Saved entries:
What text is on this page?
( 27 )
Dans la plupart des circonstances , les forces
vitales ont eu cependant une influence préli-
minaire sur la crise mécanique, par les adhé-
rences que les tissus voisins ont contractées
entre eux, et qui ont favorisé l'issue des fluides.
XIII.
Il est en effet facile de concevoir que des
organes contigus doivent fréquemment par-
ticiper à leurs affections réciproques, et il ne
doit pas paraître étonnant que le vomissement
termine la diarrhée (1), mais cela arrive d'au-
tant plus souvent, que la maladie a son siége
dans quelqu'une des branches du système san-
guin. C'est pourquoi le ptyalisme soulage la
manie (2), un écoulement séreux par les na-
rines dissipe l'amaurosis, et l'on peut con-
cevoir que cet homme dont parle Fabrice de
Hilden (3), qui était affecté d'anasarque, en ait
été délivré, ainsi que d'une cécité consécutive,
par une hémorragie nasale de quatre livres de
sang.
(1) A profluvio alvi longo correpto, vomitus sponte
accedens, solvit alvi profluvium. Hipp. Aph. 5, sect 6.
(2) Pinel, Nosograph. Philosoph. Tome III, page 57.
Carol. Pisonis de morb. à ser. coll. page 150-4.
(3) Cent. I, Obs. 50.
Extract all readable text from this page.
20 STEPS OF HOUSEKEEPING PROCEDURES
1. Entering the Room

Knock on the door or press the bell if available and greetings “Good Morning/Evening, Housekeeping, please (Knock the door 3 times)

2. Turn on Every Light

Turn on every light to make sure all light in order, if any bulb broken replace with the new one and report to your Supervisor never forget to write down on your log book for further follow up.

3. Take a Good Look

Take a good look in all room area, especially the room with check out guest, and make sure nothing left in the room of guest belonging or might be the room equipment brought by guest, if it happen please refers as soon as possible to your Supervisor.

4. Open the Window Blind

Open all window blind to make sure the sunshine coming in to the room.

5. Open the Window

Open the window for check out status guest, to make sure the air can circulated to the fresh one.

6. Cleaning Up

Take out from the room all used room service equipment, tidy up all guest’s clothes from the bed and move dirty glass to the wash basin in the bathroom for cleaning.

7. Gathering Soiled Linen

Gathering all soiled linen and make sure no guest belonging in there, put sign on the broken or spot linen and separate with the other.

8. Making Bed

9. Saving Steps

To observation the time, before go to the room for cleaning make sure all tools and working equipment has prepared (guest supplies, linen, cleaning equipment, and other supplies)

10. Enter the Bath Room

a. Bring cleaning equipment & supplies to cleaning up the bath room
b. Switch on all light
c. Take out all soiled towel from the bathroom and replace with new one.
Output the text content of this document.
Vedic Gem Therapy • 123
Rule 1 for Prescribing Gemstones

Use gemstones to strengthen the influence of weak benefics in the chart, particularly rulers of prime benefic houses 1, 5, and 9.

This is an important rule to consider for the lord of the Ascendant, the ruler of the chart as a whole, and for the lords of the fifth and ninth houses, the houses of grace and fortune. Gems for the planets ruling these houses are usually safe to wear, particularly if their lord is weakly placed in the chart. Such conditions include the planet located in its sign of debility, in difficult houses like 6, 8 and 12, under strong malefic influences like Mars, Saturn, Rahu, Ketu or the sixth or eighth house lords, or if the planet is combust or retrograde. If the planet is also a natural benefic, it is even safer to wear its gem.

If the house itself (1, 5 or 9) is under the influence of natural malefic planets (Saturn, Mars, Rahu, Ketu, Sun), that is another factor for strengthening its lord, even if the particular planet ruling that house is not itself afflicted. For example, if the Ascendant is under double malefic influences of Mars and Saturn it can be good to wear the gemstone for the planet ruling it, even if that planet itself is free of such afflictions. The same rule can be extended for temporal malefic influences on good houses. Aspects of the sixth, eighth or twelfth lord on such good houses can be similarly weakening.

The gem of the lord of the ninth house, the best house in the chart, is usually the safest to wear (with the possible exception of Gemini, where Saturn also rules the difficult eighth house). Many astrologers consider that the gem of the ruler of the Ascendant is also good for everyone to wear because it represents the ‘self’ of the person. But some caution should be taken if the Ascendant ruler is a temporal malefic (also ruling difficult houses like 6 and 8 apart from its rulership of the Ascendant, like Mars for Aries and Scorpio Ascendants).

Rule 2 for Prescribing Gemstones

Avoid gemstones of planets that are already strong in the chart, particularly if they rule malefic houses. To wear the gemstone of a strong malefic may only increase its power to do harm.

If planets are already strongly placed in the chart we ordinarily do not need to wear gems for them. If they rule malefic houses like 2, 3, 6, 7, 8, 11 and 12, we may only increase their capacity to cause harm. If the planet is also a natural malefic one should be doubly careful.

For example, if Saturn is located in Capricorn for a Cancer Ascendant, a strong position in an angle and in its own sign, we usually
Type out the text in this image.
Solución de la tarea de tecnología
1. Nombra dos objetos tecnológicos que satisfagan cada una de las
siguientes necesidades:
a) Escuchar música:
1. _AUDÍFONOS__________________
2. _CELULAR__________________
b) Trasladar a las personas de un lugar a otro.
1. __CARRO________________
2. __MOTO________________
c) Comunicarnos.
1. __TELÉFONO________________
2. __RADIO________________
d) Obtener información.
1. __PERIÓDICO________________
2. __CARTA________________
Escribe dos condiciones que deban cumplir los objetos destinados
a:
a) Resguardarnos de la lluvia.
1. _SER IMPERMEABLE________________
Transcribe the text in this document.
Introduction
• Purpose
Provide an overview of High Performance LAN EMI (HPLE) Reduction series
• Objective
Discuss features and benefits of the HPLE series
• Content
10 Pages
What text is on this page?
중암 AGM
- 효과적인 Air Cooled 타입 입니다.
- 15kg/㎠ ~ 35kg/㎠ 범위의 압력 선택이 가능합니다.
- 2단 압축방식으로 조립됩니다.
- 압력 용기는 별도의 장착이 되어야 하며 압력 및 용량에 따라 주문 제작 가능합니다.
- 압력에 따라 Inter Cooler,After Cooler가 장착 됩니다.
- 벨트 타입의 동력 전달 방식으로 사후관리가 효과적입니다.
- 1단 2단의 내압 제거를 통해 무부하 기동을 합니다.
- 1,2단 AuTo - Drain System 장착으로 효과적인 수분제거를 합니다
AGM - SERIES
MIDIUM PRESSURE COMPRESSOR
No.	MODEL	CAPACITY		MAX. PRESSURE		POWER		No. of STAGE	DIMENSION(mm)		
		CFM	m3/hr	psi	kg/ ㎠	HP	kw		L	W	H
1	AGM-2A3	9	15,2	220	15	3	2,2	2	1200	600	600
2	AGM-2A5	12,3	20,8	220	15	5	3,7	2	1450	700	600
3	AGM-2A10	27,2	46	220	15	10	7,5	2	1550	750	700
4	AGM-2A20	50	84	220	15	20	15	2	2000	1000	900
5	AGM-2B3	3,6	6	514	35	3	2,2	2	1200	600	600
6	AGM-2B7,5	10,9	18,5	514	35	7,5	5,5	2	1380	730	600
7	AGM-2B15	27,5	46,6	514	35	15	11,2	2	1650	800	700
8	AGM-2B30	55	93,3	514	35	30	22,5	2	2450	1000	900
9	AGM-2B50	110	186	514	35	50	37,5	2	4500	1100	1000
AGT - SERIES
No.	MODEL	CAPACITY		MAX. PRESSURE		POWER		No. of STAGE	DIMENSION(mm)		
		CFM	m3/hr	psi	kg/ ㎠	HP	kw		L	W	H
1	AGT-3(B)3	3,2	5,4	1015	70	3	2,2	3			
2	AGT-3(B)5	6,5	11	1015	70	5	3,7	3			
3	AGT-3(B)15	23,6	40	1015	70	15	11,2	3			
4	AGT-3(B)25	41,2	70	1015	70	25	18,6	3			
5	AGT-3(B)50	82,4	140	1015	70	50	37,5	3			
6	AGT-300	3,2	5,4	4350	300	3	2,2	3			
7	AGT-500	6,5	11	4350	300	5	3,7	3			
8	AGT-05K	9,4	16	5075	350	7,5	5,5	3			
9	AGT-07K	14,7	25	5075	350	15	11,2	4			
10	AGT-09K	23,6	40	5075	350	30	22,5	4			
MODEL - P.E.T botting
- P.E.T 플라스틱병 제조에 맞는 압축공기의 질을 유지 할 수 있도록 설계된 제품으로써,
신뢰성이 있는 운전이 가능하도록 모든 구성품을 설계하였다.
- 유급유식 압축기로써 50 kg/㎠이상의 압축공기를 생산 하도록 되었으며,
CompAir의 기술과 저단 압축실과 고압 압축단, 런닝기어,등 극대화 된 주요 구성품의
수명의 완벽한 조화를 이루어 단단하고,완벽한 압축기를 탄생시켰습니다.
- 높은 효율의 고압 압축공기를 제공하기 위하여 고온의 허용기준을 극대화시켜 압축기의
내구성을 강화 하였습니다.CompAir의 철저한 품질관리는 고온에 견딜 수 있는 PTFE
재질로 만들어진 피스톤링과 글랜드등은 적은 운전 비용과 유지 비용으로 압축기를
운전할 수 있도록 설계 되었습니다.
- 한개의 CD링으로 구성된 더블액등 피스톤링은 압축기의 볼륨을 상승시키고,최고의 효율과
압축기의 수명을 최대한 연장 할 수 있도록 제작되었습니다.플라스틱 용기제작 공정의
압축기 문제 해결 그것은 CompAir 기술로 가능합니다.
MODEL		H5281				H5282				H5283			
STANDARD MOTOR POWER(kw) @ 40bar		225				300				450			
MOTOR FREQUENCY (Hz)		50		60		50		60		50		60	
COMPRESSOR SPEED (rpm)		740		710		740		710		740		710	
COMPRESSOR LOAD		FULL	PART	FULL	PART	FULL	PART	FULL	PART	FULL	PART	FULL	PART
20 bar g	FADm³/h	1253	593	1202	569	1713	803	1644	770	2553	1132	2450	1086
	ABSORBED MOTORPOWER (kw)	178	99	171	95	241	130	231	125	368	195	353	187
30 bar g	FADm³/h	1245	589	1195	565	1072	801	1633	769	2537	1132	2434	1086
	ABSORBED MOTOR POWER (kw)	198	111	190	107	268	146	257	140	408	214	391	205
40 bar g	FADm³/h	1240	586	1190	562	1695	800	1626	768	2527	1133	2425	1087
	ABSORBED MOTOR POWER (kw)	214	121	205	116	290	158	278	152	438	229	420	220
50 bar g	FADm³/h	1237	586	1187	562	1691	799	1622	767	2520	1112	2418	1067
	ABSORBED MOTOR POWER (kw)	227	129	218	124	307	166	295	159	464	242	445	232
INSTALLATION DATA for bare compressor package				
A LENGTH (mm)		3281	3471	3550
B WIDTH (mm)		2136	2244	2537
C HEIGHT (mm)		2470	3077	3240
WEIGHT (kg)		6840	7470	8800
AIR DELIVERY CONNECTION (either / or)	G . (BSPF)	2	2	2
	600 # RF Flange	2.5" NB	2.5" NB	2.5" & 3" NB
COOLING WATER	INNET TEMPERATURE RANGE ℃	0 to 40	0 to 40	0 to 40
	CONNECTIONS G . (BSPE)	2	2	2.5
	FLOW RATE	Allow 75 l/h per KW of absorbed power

=== What is asked ===
Copy all lines from the listing that contain "CompAir의".

=== Response below ===
CompAir의 기술과 저단 압축실과 고압 압축단, 런닝기어,등 극대화 된 주요 구성품의
내구성을 강화 하였습니다.CompAir의 철저한 품질관리는 고온에 견딜 수 있는 PTFE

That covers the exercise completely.